The findings of this study are consistent with those of previous studies, which have shown than MS subjects have more fat accumulation and muscle loss (1,6,11,25-28). In this study, the data suggested that in the abdomen, the SMR and VMR showed sensitivity in detecting metabolic disorders and MS. Conversely, in the thigh, EMCL and mean attenuation were able to detect metabolic disorders with higher sensitivity, while SAT and EMCL were able to detect to MS with higher sensitivity. EMCL accompanied by lower muscle attenuation reflected the degree of fat infiltration and lower muscle quality in the thigh, and had higher AUCs in MS and metabolic disorders. There were no differences between the body compositions of the thigh and abdomen in the diagnosis of metabolic disorders.
BMI reflects general obesity, while body compositions offer more metabolism information for subjects with a normal BMI, providing information about ectopic fat accumulation (SAT, VAT, and EMCL), and muscle atrophy. CT examinations have been used as a reliable and non-invasive tool in the diagnosis of musculoskeletal diseases, and allow for the detailed body composition assessment of adipose tissue and muscle (6). EMCL measurements based on CT can be used to assess increased cardiometabolic risks in chronic obstructive pulmonary disease patients (29). Measurements of myocardial, pericardial and perivascular adipose tissue by CT images can assist in the diagnosis of coronary artery diseases (30-32).

----------------------------------------

Action item:
Write what comes next in the excerpt on CT body composition and metabolic syndrome, picking up after its last sentence. You won't need the records for this.

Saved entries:
----------------------------------------

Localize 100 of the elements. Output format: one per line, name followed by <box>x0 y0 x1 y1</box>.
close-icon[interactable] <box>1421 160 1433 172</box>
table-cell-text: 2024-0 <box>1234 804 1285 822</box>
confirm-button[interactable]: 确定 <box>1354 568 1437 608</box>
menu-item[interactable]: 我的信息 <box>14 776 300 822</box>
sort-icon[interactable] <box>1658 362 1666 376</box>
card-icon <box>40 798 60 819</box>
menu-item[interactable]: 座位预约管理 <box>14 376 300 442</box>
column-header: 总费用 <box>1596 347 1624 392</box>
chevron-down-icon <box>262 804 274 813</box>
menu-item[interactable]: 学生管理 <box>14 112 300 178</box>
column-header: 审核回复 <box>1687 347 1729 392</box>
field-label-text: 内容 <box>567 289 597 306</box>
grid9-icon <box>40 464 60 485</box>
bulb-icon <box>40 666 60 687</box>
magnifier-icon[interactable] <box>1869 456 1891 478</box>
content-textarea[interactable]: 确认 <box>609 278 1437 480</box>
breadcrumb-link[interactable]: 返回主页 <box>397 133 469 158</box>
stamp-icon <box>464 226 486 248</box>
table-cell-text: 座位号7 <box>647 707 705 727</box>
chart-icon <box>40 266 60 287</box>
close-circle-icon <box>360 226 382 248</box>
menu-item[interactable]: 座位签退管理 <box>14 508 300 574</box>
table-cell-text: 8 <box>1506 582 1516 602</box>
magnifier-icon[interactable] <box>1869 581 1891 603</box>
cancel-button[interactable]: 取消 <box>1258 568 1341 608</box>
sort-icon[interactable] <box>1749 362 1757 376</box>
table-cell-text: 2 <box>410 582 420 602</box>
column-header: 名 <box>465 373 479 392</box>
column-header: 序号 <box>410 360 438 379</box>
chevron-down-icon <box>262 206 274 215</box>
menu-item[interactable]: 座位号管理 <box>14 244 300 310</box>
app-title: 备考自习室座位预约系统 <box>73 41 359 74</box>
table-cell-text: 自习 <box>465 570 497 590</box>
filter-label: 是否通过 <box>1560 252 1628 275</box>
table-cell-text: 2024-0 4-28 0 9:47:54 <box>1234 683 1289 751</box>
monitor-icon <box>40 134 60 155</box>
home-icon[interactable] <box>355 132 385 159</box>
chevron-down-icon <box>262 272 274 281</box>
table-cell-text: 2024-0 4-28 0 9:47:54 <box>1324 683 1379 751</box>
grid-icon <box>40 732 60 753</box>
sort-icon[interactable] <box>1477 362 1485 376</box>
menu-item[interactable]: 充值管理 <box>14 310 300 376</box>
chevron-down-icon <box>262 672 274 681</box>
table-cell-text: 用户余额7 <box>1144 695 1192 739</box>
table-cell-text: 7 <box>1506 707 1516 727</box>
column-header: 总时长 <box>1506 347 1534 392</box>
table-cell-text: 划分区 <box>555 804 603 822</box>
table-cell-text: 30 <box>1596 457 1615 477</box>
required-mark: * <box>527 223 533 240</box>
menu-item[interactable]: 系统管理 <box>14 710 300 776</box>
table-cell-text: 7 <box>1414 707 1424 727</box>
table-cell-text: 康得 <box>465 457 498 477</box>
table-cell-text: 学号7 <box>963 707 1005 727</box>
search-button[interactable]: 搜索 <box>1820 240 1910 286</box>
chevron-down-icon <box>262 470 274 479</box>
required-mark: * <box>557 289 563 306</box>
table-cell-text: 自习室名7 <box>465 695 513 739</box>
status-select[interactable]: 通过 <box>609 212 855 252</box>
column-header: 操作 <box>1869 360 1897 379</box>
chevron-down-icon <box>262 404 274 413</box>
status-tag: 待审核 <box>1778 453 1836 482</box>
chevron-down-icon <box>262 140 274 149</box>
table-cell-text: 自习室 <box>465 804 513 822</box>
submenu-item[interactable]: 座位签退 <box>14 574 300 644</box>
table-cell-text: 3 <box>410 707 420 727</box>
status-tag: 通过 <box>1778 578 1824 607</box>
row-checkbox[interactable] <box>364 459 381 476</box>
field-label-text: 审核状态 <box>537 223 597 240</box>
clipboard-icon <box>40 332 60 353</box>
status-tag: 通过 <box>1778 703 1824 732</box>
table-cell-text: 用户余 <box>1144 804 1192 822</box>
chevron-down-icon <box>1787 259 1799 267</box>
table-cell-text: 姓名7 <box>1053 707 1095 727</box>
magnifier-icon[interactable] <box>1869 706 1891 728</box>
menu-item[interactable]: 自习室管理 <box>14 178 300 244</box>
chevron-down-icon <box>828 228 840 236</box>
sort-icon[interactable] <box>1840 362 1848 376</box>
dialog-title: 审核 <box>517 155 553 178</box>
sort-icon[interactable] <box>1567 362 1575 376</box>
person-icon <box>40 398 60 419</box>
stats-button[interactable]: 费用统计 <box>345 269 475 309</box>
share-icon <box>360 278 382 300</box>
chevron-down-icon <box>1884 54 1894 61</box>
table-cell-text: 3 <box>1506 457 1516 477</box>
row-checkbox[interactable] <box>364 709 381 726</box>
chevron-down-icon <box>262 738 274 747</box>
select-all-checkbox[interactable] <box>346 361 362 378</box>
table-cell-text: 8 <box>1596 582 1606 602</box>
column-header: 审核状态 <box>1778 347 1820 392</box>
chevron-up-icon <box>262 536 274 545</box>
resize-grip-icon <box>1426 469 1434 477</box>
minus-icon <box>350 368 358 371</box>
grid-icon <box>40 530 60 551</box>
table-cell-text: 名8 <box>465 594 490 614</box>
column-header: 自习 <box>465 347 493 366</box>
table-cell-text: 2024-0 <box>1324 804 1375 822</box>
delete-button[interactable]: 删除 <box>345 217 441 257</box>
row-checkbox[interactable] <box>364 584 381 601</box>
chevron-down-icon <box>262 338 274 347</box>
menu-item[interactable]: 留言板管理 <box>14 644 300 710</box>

----------------------------------------

Response for this exercise:
The growing prevalence of MS in the population has attracted attention worldwide. MS is associated with several risk factors, such as smoking, sex hormone deficiency, low-grade inflammation, and increased oxidative stress (2). A number of studies have emphasized the importance of VAT, pericardial and perirenal adipose tissue in metabolic disorders; however, few studies have focused on adipose tissue changes in muscle, especially EMCL, in metabolic disorders. In the musculoskeletal system, proinflammatory cytokines increase the rate of lipolysis of skeletal muscle in chronic metabolism conditions (6). Adipose and muscle dysfunction can aid in the diagnosis and prognosis of metabolic disorders in clinical practice (33). An inverse association has been reported between thigh muscle mass and MS (34), and the ratio between adipose tissue and muscle changes could be an indicator of the MS (35). Visceral fat has been shown to be correlated with early atherosclerotic changes in diabetes and MS (36).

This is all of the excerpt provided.